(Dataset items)

● ● ● ●

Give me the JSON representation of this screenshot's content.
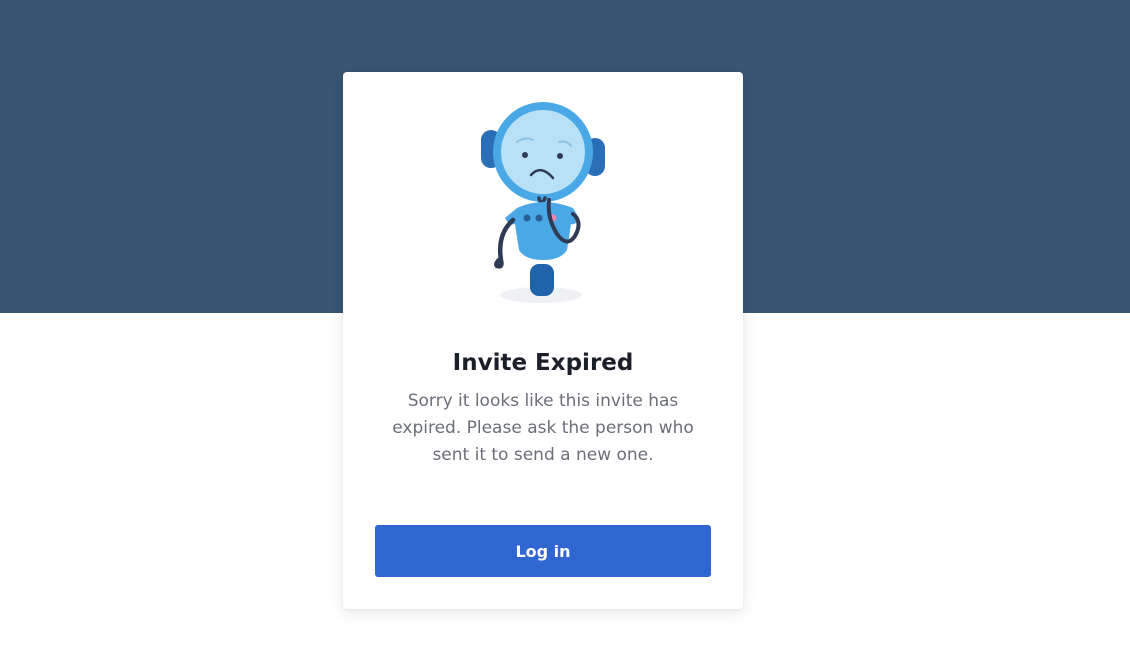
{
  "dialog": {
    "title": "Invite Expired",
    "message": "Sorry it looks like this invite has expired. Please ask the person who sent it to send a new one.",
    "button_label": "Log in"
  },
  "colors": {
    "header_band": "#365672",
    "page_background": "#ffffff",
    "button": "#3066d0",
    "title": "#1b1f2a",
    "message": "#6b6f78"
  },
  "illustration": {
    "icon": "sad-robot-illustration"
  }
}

● ● ● ●

EXERCISE DIRECTIONS —
Leave out all images, then reproduce the entries above exactly.

ANSWER TO THIS TASK —
Give me the JSON representation of this screenshot's content.
{
  "dialog": {
    "title": "Invite Expired",
    "message": "Sorry it looks like this invite has expired. Please ask the person who sent it to send a new one.",
    "button_label": "Log in"
  },
  "colors": {
    "header_band": "#365672",
    "page_background": "#ffffff",
    "button": "#3066d0",
    "title": "#1b1f2a",
    "message": "#6b6f78"
  },
  "illustration": {
    "icon": "sad-robot-illustration"
  }
}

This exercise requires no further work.